* Start Data in this exercise *

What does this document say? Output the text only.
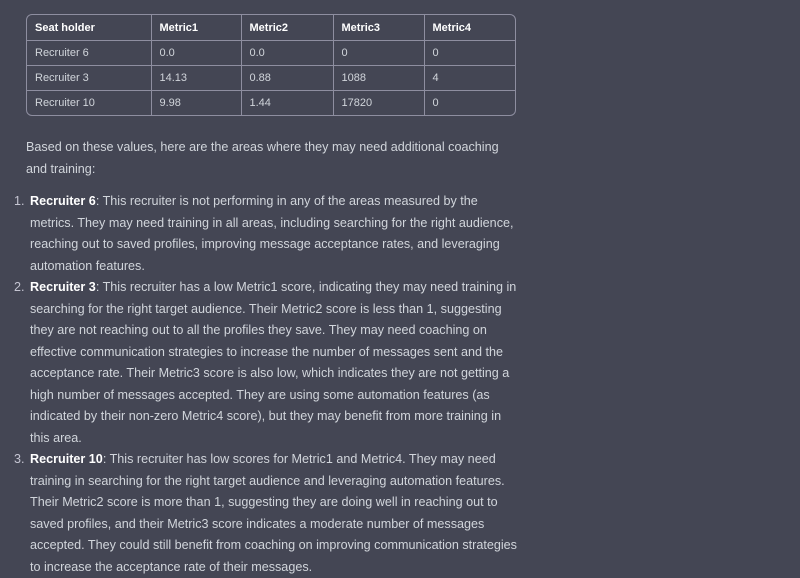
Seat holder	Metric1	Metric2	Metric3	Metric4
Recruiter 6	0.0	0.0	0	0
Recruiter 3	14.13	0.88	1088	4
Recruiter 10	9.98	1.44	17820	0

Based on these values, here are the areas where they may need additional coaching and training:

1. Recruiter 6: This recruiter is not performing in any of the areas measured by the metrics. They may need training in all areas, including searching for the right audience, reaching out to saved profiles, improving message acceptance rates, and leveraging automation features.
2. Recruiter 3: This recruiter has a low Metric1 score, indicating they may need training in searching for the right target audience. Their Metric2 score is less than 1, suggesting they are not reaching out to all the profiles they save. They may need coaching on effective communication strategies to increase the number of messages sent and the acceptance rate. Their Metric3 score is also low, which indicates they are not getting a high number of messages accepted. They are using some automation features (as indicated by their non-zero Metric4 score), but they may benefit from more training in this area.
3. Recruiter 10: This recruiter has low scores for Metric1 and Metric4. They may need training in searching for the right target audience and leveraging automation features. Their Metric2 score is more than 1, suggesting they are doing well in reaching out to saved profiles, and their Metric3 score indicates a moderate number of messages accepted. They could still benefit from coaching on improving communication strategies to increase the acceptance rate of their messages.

* End Data in this exercise *
* Start Data in this exercise *

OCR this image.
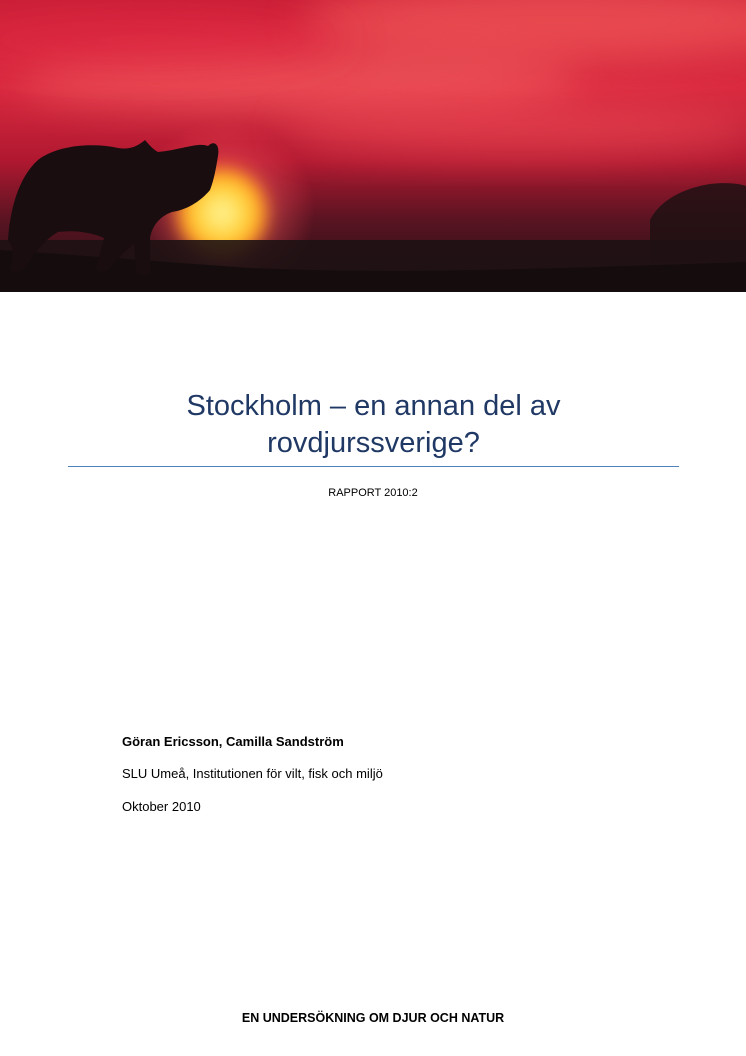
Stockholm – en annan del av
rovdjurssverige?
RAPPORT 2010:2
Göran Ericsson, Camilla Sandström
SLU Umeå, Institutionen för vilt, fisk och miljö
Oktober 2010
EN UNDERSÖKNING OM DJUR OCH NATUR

* End Data in this exercise *

■ **Aim**
Each line that has the word "from" should be copied.

■ **Reply**
2. Recruiter 3: This recruiter has a low Metric1 score, indicating they may need training in searching for the right target audience. Their Metric2 score is less than 1, suggesting they are not reaching out to all the profiles they save. They may need coaching on effective communication strategies to increase the number of messages sent and the acceptance rate. Their Metric3 score is also low, which indicates they are not getting a high number of messages accepted. They are using some automation features (as indicated by their non-zero Metric4 score), but they may benefit from more training in this area.
3. Recruiter 10: This recruiter has low scores for Metric1 and Metric4. They may need training in searching for the right target audience and leveraging automation features. Their Metric2 score is more than 1, suggesting they are doing well in reaching out to saved profiles, and their Metric3 score indicates a moderate number of messages accepted. They could still benefit from coaching on improving communication strategies to increase the acceptance rate of their messages.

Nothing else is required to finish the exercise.